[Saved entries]
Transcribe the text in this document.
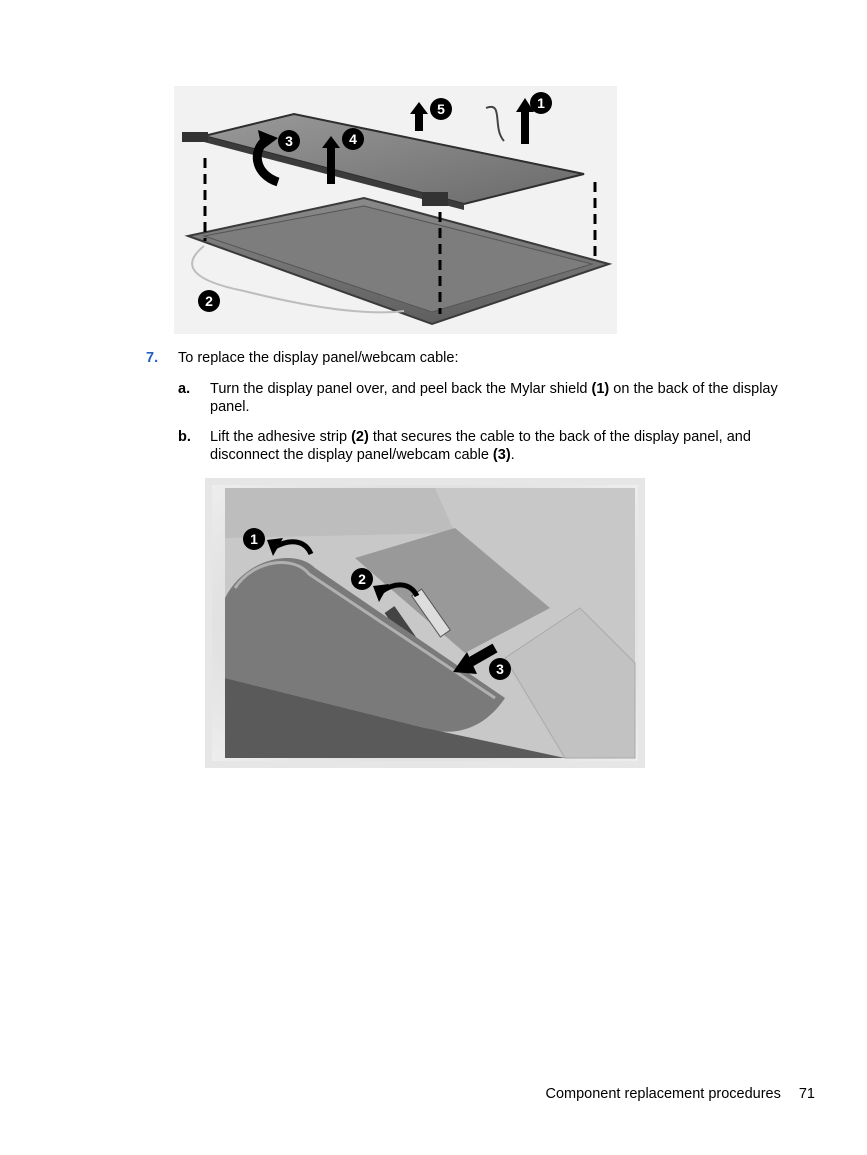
5	1
3	4
2
7. To replace the display panel/webcam cable:
a. Turn the display panel over, and peel back the Mylar shield (1) on the back of the display panel.
b. Lift the adhesive strip (2) that secures the cable to the back of the display panel, and disconnect the display panel/webcam cable (3).
1
2
3
Component replacement procedures 71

EXERCISE INSTRUCTIONS:
Transcribe the records verbatim and omit the images.

EXERCISE RESULT:
Transcribe the text in this document.
5	1
3	4
2
7. To replace the display panel/webcam cable:
a. Turn the display panel over, and peel back the Mylar shield (1) on the back of the display panel.
b. Lift the adhesive strip (2) that secures the cable to the back of the display panel, and disconnect the display panel/webcam cable (3).
1
2
3
Component replacement procedures 71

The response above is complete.